● **To be done**: Reproduce every entry exactly.

::: Listed records

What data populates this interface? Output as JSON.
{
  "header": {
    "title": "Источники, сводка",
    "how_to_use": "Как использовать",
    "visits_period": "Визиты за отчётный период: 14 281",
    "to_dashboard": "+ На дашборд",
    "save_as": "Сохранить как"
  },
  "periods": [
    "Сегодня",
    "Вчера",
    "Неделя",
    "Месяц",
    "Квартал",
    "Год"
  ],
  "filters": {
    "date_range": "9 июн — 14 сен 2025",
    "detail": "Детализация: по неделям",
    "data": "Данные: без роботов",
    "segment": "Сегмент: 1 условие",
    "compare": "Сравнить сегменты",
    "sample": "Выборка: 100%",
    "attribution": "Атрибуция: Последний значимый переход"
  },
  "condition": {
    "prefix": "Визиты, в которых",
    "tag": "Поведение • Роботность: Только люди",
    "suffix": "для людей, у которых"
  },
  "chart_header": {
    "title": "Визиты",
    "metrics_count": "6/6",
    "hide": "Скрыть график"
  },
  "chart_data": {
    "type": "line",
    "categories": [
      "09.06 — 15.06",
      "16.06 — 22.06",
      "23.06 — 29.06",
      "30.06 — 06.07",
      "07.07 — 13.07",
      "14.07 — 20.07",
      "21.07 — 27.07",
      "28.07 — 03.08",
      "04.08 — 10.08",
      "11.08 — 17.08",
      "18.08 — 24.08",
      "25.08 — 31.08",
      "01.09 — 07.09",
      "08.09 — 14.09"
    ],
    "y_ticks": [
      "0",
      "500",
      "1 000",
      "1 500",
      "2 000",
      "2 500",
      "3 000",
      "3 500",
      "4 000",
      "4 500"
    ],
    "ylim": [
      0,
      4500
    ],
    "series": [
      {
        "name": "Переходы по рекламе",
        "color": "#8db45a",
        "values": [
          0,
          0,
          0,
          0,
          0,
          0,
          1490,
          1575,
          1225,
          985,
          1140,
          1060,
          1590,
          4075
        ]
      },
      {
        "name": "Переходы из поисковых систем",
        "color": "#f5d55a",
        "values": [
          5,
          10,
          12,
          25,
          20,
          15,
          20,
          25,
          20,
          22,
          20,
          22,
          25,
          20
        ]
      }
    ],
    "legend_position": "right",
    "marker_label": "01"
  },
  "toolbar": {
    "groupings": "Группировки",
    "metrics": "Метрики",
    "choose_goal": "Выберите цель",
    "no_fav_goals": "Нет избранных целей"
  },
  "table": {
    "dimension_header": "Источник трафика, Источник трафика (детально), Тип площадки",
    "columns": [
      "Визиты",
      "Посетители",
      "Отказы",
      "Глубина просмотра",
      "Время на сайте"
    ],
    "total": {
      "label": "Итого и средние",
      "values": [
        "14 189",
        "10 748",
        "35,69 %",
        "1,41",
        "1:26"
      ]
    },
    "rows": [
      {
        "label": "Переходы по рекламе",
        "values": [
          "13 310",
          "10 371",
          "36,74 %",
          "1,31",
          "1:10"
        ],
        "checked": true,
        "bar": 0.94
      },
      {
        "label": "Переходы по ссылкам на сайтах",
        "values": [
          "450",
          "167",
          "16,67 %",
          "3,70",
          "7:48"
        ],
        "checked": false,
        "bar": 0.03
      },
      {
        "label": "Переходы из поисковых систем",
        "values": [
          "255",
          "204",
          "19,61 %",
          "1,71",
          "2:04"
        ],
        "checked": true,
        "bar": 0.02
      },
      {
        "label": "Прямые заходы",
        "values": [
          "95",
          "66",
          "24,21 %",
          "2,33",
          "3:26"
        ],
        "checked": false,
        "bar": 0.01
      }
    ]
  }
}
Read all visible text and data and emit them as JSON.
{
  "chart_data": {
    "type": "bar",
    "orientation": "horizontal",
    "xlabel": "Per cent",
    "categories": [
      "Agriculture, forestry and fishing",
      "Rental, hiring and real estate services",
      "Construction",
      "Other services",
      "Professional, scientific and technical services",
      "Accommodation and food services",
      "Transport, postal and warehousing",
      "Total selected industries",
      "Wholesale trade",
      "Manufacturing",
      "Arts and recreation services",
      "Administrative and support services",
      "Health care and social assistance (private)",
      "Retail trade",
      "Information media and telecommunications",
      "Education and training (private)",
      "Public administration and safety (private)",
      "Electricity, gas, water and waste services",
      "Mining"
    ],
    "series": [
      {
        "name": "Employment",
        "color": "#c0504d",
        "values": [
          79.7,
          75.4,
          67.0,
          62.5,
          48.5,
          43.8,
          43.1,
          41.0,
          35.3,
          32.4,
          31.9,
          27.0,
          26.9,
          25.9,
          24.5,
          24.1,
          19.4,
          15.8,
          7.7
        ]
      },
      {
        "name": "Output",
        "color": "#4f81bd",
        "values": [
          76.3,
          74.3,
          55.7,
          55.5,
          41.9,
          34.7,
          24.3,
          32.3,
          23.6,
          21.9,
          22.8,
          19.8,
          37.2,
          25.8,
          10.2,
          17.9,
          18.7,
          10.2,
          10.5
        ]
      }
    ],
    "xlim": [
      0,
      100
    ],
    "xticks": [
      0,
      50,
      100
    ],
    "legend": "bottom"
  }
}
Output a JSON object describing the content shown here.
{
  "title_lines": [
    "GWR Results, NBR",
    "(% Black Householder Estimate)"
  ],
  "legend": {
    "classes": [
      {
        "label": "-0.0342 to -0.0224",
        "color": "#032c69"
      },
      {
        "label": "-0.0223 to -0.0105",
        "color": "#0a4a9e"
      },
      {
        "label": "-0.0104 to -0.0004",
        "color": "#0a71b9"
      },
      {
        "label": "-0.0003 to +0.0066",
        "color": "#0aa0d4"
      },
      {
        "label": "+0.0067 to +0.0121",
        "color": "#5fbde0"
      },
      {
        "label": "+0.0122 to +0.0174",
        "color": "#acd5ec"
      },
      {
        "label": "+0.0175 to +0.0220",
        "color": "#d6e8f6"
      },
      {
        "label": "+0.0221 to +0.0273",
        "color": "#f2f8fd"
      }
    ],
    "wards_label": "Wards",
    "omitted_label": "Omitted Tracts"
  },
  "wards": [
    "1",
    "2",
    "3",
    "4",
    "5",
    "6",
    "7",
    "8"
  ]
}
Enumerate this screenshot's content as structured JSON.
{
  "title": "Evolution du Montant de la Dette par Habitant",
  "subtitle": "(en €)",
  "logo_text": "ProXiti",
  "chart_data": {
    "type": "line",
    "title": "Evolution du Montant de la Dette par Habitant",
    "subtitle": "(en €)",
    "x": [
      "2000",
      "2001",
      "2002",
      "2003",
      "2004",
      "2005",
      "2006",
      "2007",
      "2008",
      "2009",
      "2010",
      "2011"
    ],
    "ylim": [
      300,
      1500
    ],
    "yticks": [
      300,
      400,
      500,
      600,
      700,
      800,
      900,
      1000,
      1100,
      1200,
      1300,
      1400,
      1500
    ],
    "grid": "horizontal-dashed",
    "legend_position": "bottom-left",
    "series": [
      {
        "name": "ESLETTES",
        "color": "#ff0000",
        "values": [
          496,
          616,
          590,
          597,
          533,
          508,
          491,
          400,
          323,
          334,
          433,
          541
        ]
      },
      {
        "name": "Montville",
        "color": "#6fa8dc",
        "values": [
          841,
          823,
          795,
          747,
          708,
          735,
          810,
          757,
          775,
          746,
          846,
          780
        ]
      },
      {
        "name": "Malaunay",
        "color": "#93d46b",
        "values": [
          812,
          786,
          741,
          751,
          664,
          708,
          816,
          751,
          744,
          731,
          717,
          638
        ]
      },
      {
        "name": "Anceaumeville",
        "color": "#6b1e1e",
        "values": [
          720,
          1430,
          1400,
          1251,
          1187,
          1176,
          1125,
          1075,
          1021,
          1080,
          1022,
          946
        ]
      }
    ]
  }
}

::::::

● **The result**:
What data populates this interface? Output as JSON.
{
  "header": {
    "title": "Источники, сводка",
    "how_to_use": "Как использовать",
    "visits_period": "Визиты за отчётный период: 14 281",
    "to_dashboard": "+ На дашборд",
    "save_as": "Сохранить как"
  },
  "periods": [
    "Сегодня",
    "Вчера",
    "Неделя",
    "Месяц",
    "Квартал",
    "Год"
  ],
  "filters": {
    "date_range": "9 июн — 14 сен 2025",
    "detail": "Детализация: по неделям",
    "data": "Данные: без роботов",
    "segment": "Сегмент: 1 условие",
    "compare": "Сравнить сегменты",
    "sample": "Выборка: 100%",
    "attribution": "Атрибуция: Последний значимый переход"
  },
  "condition": {
    "prefix": "Визиты, в которых",
    "tag": "Поведение • Роботность: Только люди",
    "suffix": "для людей, у которых"
  },
  "chart_header": {
    "title": "Визиты",
    "metrics_count": "6/6",
    "hide": "Скрыть график"
  },
  "chart_data": {
    "type": "line",
    "categories": [
      "09.06 — 15.06",
      "16.06 — 22.06",
      "23.06 — 29.06",
      "30.06 — 06.07",
      "07.07 — 13.07",
      "14.07 — 20.07",
      "21.07 — 27.07",
      "28.07 — 03.08",
      "04.08 — 10.08",
      "11.08 — 17.08",
      "18.08 — 24.08",
      "25.08 — 31.08",
      "01.09 — 07.09",
      "08.09 — 14.09"
    ],
    "y_ticks": [
      "0",
      "500",
      "1 000",
      "1 500",
      "2 000",
      "2 500",
      "3 000",
      "3 500",
      "4 000",
      "4 500"
    ],
    "ylim": [
      0,
      4500
    ],
    "series": [
      {
        "name": "Переходы по рекламе",
        "color": "#8db45a",
        "values": [
          0,
          0,
          0,
          0,
          0,
          0,
          1490,
          1575,
          1225,
          985,
          1140,
          1060,
          1590,
          4075
        ]
      },
      {
        "name": "Переходы из поисковых систем",
        "color": "#f5d55a",
        "values": [
          5,
          10,
          12,
          25,
          20,
          15,
          20,
          25,
          20,
          22,
          20,
          22,
          25,
          20
        ]
      }
    ],
    "legend_position": "right",
    "marker_label": "01"
  },
  "toolbar": {
    "groupings": "Группировки",
    "metrics": "Метрики",
    "choose_goal": "Выберите цель",
    "no_fav_goals": "Нет избранных целей"
  },
  "table": {
    "dimension_header": "Источник трафика, Источник трафика (детально), Тип площадки",
    "columns": [
      "Визиты",
      "Посетители",
      "Отказы",
      "Глубина просмотра",
      "Время на сайте"
    ],
    "total": {
      "label": "Итого и средние",
      "values": [
        "14 189",
        "10 748",
        "35,69 %",
        "1,41",
        "1:26"
      ]
    },
    "rows": [
      {
        "label": "Переходы по рекламе",
        "values": [
          "13 310",
          "10 371",
          "36,74 %",
          "1,31",
          "1:10"
        ],
        "checked": true,
        "bar": 0.94
      },
      {
        "label": "Переходы по ссылкам на сайтах",
        "values": [
          "450",
          "167",
          "16,67 %",
          "3,70",
          "7:48"
        ],
        "checked": false,
        "bar": 0.03
      },
      {
        "label": "Переходы из поисковых систем",
        "values": [
          "255",
          "204",
          "19,61 %",
          "1,71",
          "2:04"
        ],
        "checked": true,
        "bar": 0.02
      },
      {
        "label": "Прямые заходы",
        "values": [
          "95",
          "66",
          "24,21 %",
          "2,33",
          "3:26"
        ],
        "checked": false,
        "bar": 0.01
      }
    ]
  }
}
Read all visible text and data and emit them as JSON.
{
  "chart_data": {
    "type": "bar",
    "orientation": "horizontal",
    "xlabel": "Per cent",
    "categories": [
      "Agriculture, forestry and fishing",
      "Rental, hiring and real estate services",
      "Construction",
      "Other services",
      "Professional, scientific and technical services",
      "Accommodation and food services",
      "Transport, postal and warehousing",
      "Total selected industries",
      "Wholesale trade",
      "Manufacturing",
      "Arts and recreation services",
      "Administrative and support services",
      "Health care and social assistance (private)",
      "Retail trade",
      "Information media and telecommunications",
      "Education and training (private)",
      "Public administration and safety (private)",
      "Electricity, gas, water and waste services",
      "Mining"
    ],
    "series": [
      {
        "name": "Employment",
        "color": "#c0504d",
        "values": [
          79.7,
          75.4,
          67.0,
          62.5,
          48.5,
          43.8,
          43.1,
          41.0,
          35.3,
          32.4,
          31.9,
          27.0,
          26.9,
          25.9,
          24.5,
          24.1,
          19.4,
          15.8,
          7.7
        ]
      },
      {
        "name": "Output",
        "color": "#4f81bd",
        "values": [
          76.3,
          74.3,
          55.7,
          55.5,
          41.9,
          34.7,
          24.3,
          32.3,
          23.6,
          21.9,
          22.8,
          19.8,
          37.2,
          25.8,
          10.2,
          17.9,
          18.7,
          10.2,
          10.5
        ]
      }
    ],
    "xlim": [
      0,
      100
    ],
    "xticks": [
      0,
      50,
      100
    ],
    "legend": "bottom"
  }
}
Output a JSON object describing the content shown here.
{
  "title_lines": [
    "GWR Results, NBR",
    "(% Black Householder Estimate)"
  ],
  "legend": {
    "classes": [
      {
        "label": "-0.0342 to -0.0224",
        "color": "#032c69"
      },
      {
        "label": "-0.0223 to -0.0105",
        "color": "#0a4a9e"
      },
      {
        "label": "-0.0104 to -0.0004",
        "color": "#0a71b9"
      },
      {
        "label": "-0.0003 to +0.0066",
        "color": "#0aa0d4"
      },
      {
        "label": "+0.0067 to +0.0121",
        "color": "#5fbde0"
      },
      {
        "label": "+0.0122 to +0.0174",
        "color": "#acd5ec"
      },
      {
        "label": "+0.0175 to +0.0220",
        "color": "#d6e8f6"
      },
      {
        "label": "+0.0221 to +0.0273",
        "color": "#f2f8fd"
      }
    ],
    "wards_label": "Wards",
    "omitted_label": "Omitted Tracts"
  },
  "wards": [
    "1",
    "2",
    "3",
    "4",
    "5",
    "6",
    "7",
    "8"
  ]
}
Enumerate this screenshot's content as structured JSON.
{
  "title": "Evolution du Montant de la Dette par Habitant",
  "subtitle": "(en €)",
  "logo_text": "ProXiti",
  "chart_data": {
    "type": "line",
    "title": "Evolution du Montant de la Dette par Habitant",
    "subtitle": "(en €)",
    "x": [
      "2000",
      "2001",
      "2002",
      "2003",
      "2004",
      "2005",
      "2006",
      "2007",
      "2008",
      "2009",
      "2010",
      "2011"
    ],
    "ylim": [
      300,
      1500
    ],
    "yticks": [
      300,
      400,
      500,
      600,
      700,
      800,
      900,
      1000,
      1100,
      1200,
      1300,
      1400,
      1500
    ],
    "grid": "horizontal-dashed",
    "legend_position": "bottom-left",
    "series": [
      {
        "name": "ESLETTES",
        "color": "#ff0000",
        "values": [
          496,
          616,
          590,
          597,
          533,
          508,
          491,
          400,
          323,
          334,
          433,
          541
        ]
      },
      {
        "name": "Montville",
        "color": "#6fa8dc",
        "values": [
          841,
          823,
          795,
          747,
          708,
          735,
          810,
          757,
          775,
          746,
          846,
          780
        ]
      },
      {
        "name": "Malaunay",
        "color": "#93d46b",
        "values": [
          812,
          786,
          741,
          751,
          664,
          708,
          816,
          751,
          744,
          731,
          717,
          638
        ]
      },
      {
        "name": "Anceaumeville",
        "color": "#6b1e1e",
        "values": [
          720,
          1430,
          1400,
          1251,
          1187,
          1176,
          1125,
          1075,
          1021,
          1080,
          1022,
          946
        ]
      }
    ]
  }
}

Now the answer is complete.